Records shown
______
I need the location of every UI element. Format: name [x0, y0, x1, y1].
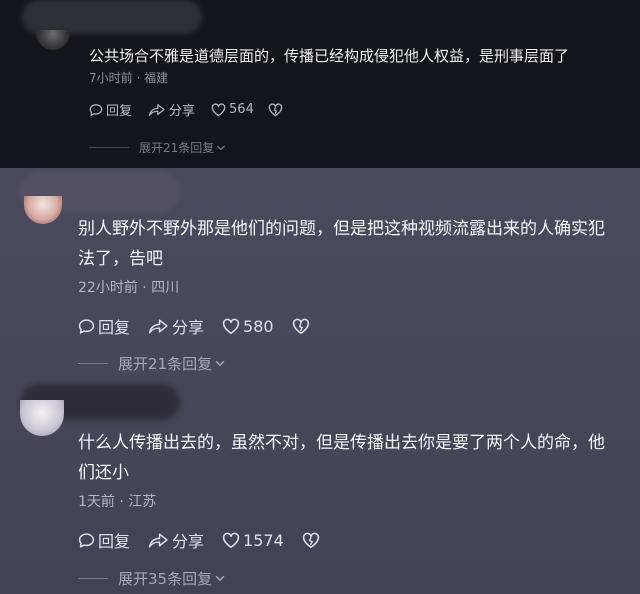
share-label: 分享	[172, 318, 205, 337]
share-button[interactable]: 分享	[148, 314, 204, 338]
comment-meta: 7小时前 · 福建	[89, 71, 169, 85]
reply-label: 回复	[106, 104, 133, 119]
chevron-down-icon	[217, 145, 226, 150]
share-button[interactable]: 分享	[148, 100, 195, 119]
comment-text: 别人野外不野外那是他们的问题，但是把这种视频流露出来的人确实犯法了，告吧	[78, 219, 605, 269]
expand-replies-label: 展开21条回复	[118, 355, 213, 373]
reply-label: 回复	[98, 532, 131, 551]
expand-replies[interactable]: 展开21条回复	[89, 139, 226, 156]
broken-heart-icon	[292, 318, 309, 334]
broken-heart-icon	[268, 102, 283, 116]
share-label: 分享	[169, 104, 196, 119]
broken-heart-icon	[302, 532, 319, 548]
expand-replies[interactable]: 展开21条回复	[78, 353, 226, 374]
reply-bubble-icon	[89, 103, 103, 116]
comment-actions: 回复 分享 580	[78, 314, 310, 338]
share-arrow-icon	[148, 103, 165, 116]
reply-button[interactable]: 回复	[78, 528, 130, 552]
expand-replies-label: 展开21条回复	[139, 141, 215, 155]
reply-label: 回复	[98, 318, 131, 337]
like-button[interactable]: 1574	[222, 531, 284, 550]
share-arrow-icon	[148, 532, 168, 548]
comment-meta: 22小时前 · 四川	[78, 280, 180, 296]
share-button[interactable]: 分享	[148, 528, 204, 552]
divider-dash	[78, 578, 108, 579]
dislike-button[interactable]	[302, 532, 320, 549]
heart-icon	[222, 532, 240, 548]
share-arrow-icon	[148, 318, 168, 334]
heart-icon	[222, 318, 240, 334]
divider-dash	[78, 363, 108, 364]
comment-meta: 1天前 · 江苏	[78, 494, 157, 510]
like-button[interactable]: 564	[211, 102, 254, 117]
expand-replies-label: 展开35条回复	[118, 570, 213, 588]
divider-dash	[89, 147, 129, 148]
comment-text: 什么人传播出去的，虽然不对，但是传播出去你是要了两个人的命，他们还小	[78, 433, 605, 483]
reply-button[interactable]: 回复	[89, 100, 132, 119]
reply-bubble-icon	[78, 318, 95, 334]
like-button[interactable]: 580	[222, 317, 274, 336]
expand-replies[interactable]: 展开35条回复	[78, 568, 226, 589]
reply-bubble-icon	[78, 532, 95, 548]
comment-actions: 回复 分享 1574	[78, 528, 320, 552]
chevron-down-icon	[215, 360, 225, 367]
comment-actions: 回复 分享 564	[89, 100, 283, 119]
like-count: 564	[229, 102, 254, 117]
blurred-username	[22, 0, 202, 34]
reply-button[interactable]: 回复	[78, 314, 130, 338]
share-label: 分享	[172, 532, 205, 551]
chevron-down-icon	[215, 575, 225, 582]
dislike-button[interactable]	[268, 102, 283, 117]
dislike-button[interactable]	[292, 318, 310, 335]
like-count: 580	[243, 316, 274, 336]
heart-icon	[211, 102, 226, 116]
like-count: 1574	[243, 530, 284, 550]
comment-text: 公共场合不雅是道德层面的，传播已经构成侵犯他人权益，是刑事层面了	[89, 47, 570, 65]
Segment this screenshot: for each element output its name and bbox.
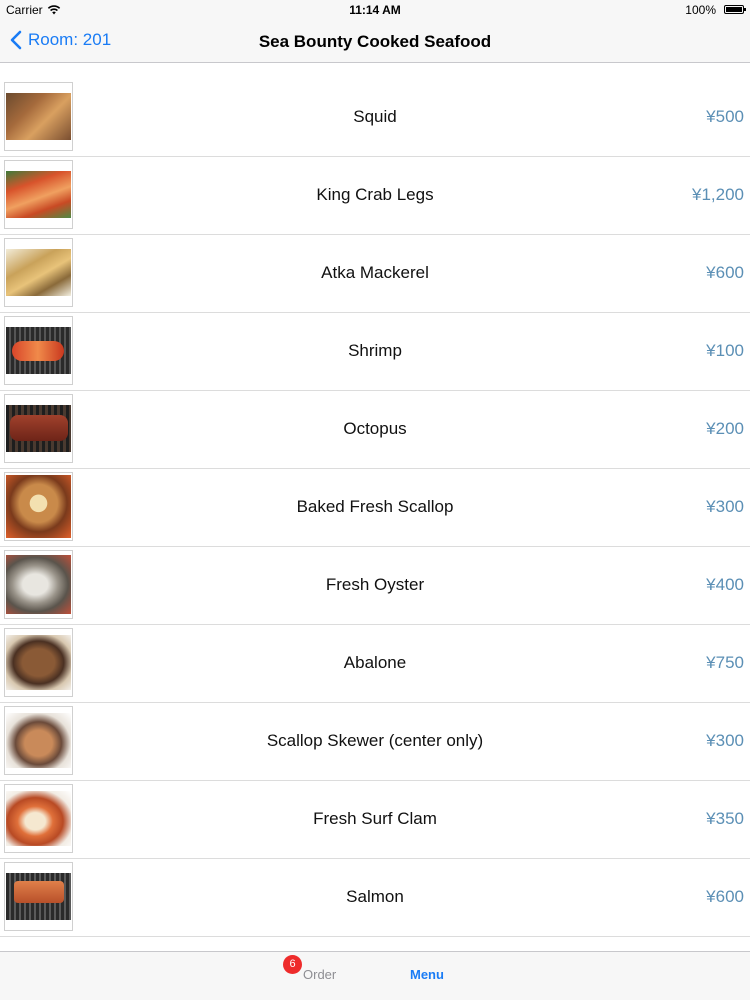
menu-item-salmon[interactable]: Salmon ¥600 (0, 859, 750, 937)
item-name: Salmon (346, 887, 404, 906)
menu-item-king-crab-legs[interactable]: King Crab Legs ¥1,200 (0, 157, 750, 235)
item-name: Abalone (343, 653, 407, 672)
item-price: ¥600 (706, 263, 744, 282)
food-photo (4, 394, 73, 463)
battery-percent: 100% (685, 3, 716, 17)
item-name: King Crab Legs (316, 185, 434, 204)
food-photo (4, 706, 73, 775)
status-time: 11:14 AM (349, 3, 401, 17)
food-photo (4, 316, 73, 385)
menu-list: Squid ¥500 King Crab Legs ¥1,200 Atka Ma… (0, 79, 750, 937)
tab-order[interactable]: Order (303, 967, 336, 982)
item-name: Fresh Oyster (325, 575, 425, 594)
item-price: ¥350 (706, 809, 744, 828)
item-price: ¥300 (706, 497, 744, 516)
item-name: Squid (353, 107, 397, 126)
item-price: ¥400 (706, 575, 744, 594)
item-name: Scallop Skewer (center only) (266, 731, 484, 750)
food-photo (4, 784, 73, 853)
item-price: ¥1,200 (692, 185, 744, 204)
food-photo (4, 160, 73, 229)
menu-item-scallop-skewer[interactable]: Scallop Skewer (center only) ¥300 (0, 703, 750, 781)
menu-item-atka-mackerel[interactable]: Atka Mackerel ¥600 (0, 235, 750, 313)
food-photo (4, 628, 73, 697)
food-photo (4, 862, 73, 931)
tab-menu[interactable]: Menu (410, 967, 444, 982)
item-name: Fresh Surf Clam (313, 809, 437, 828)
item-name: Shrimp (348, 341, 402, 360)
navigation-bar: Room: 201 Sea Bounty Cooked Seafood (0, 20, 750, 63)
order-count-badge: 6 (283, 955, 302, 974)
food-photo (4, 550, 73, 619)
food-photo (4, 238, 73, 307)
menu-item-octopus[interactable]: Octopus ¥200 (0, 391, 750, 469)
menu-item-squid[interactable]: Squid ¥500 (0, 79, 750, 157)
battery-icon (724, 5, 746, 14)
menu-item-shrimp[interactable]: Shrimp ¥100 (0, 313, 750, 391)
tab-bar: 6 Order Menu (0, 951, 750, 1000)
item-price: ¥300 (706, 731, 744, 750)
food-photo (4, 472, 73, 541)
menu-item-baked-fresh-scallop[interactable]: Baked Fresh Scallop ¥300 (0, 469, 750, 547)
menu-item-abalone[interactable]: Abalone ¥750 (0, 625, 750, 703)
item-price: ¥750 (706, 653, 744, 672)
menu-item-fresh-oyster[interactable]: Fresh Oyster ¥400 (0, 547, 750, 625)
item-name: Atka Mackerel (321, 263, 429, 282)
item-name: Octopus (343, 419, 407, 438)
item-price: ¥600 (706, 887, 744, 906)
item-name: Baked Fresh Scallop (296, 497, 454, 516)
item-price: ¥100 (706, 341, 744, 360)
page-title: Sea Bounty Cooked Seafood (258, 32, 492, 51)
status-bar: Carrier 11:14 AM 100% (0, 0, 750, 20)
menu-item-fresh-surf-clam[interactable]: Fresh Surf Clam ¥350 (0, 781, 750, 859)
item-price: ¥500 (706, 107, 744, 126)
food-photo (4, 82, 73, 151)
item-price: ¥200 (706, 419, 744, 438)
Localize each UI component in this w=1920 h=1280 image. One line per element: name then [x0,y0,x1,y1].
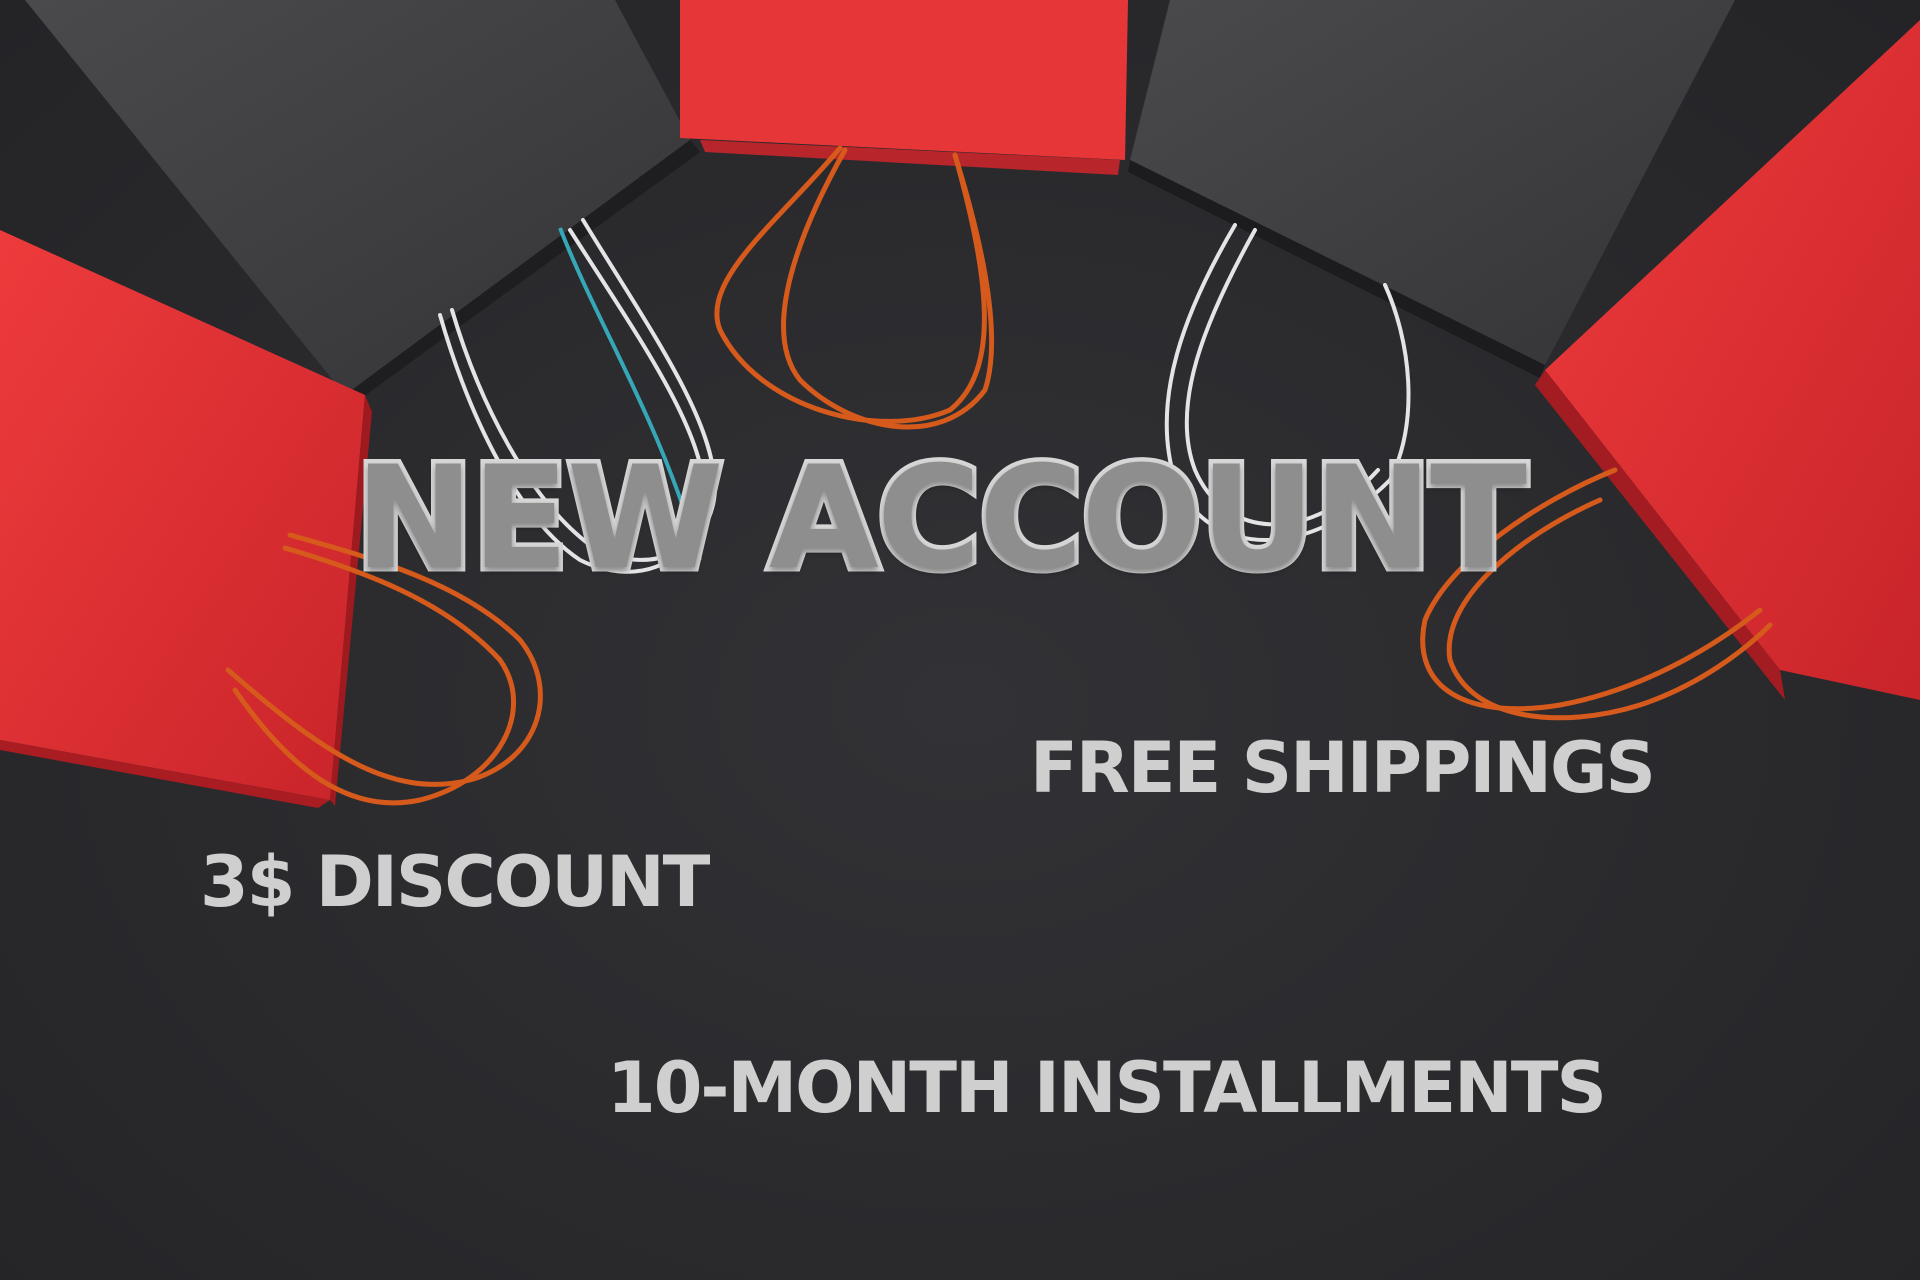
perk-discount: 3$ DISCOUNT [200,841,710,923]
orange-handles-center [714,145,995,430]
perk-installments: 10-MONTH INSTALLMENTS [607,1047,1607,1129]
promo-banner: NEW ACCOUNT FREE SHIPPINGS 3$ DISCOUNT 1… [0,0,1920,1280]
red-bag-top-center [680,0,1128,175]
headline: NEW ACCOUNT [351,436,1532,601]
perk-free-shipping: FREE SHIPPINGS [1030,727,1656,809]
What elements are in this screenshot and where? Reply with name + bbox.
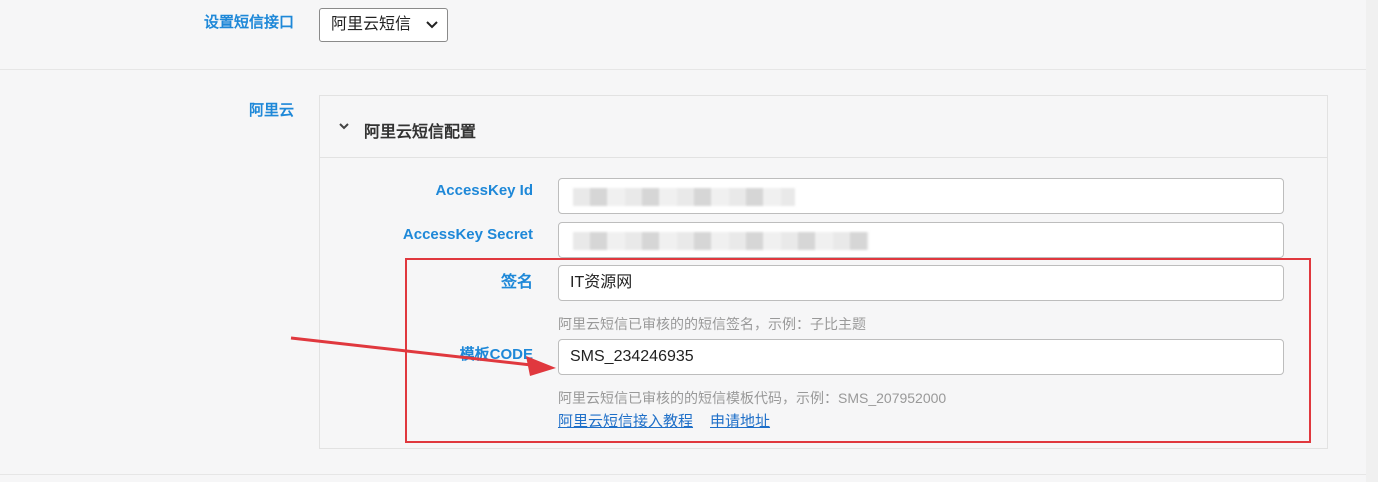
aliyun-section-label: 阿里云 [248,102,294,119]
panel-title: 阿里云短信配置 [364,124,477,141]
bottom-divider [0,474,1366,475]
access-key-secret-label: AccessKey Secret [402,226,533,243]
sms-interface-selected-value: 阿里云短信 [331,16,412,33]
section-divider [0,69,1366,70]
chevron-down-icon [426,21,438,29]
access-key-secret-input[interactable] [558,222,1284,258]
access-key-id-label: AccessKey Id [435,182,533,199]
vertical-scrollbar[interactable] [1366,0,1378,482]
panel-header[interactable]: 阿里云短信配置 [320,96,1327,158]
access-key-id-input[interactable] [558,178,1284,214]
redacted-value [573,188,795,206]
redacted-value [573,232,869,250]
highlight-box [405,258,1311,443]
sms-interface-label: 设置短信接口 [203,14,294,31]
sms-interface-select[interactable]: 阿里云短信 [319,8,448,42]
chevron-down-icon [339,123,349,130]
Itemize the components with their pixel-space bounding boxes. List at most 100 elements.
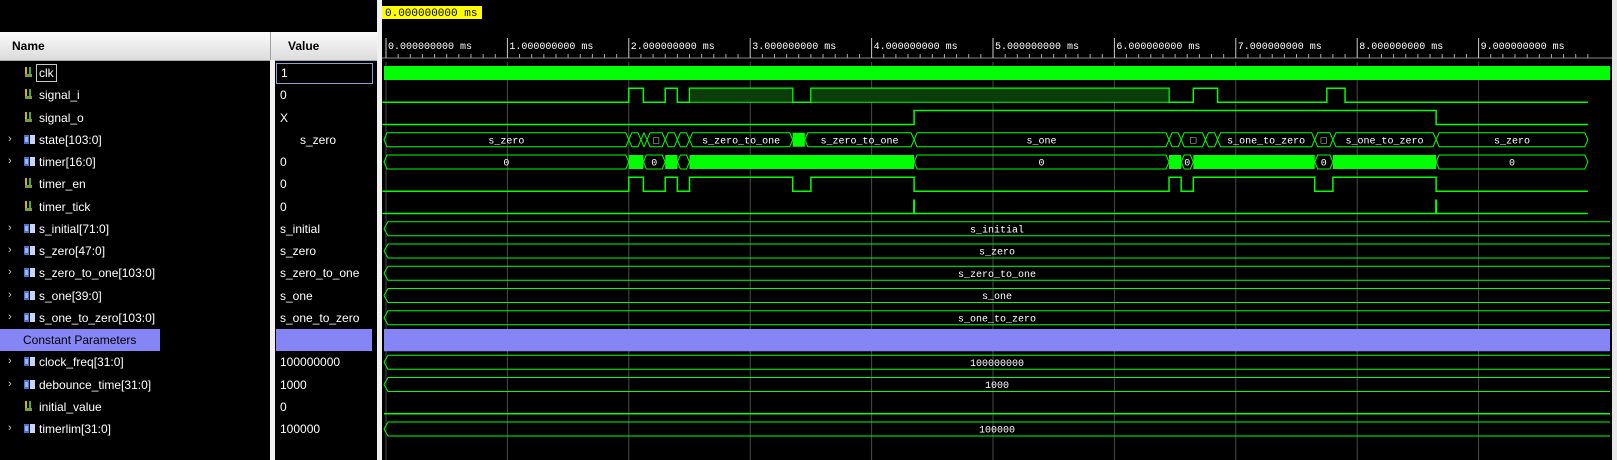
______
Copy the records starting with the line with "menu-item-salmon[interactable]: Salmon ¥600" and going on through the line with "food-photo (4, 706, 73, 775)", replacing "item-name" with "dish-name" and changing nothing else.

Exercise solution
menu-item-salmon[interactable]: Salmon ¥600 (0, 859, 750, 937)
dish-name: Salmon (346, 887, 404, 906)
menu-item-king-crab-legs[interactable]: King Crab Legs ¥1,200 (0, 157, 750, 235)
dish-name: Abalone (343, 653, 407, 672)
item-price: ¥600 (706, 263, 744, 282)
food-photo (4, 394, 73, 463)
battery-percent: 100% (685, 3, 716, 17)
dish-name: King Crab Legs (316, 185, 434, 204)
food-photo (4, 706, 73, 775)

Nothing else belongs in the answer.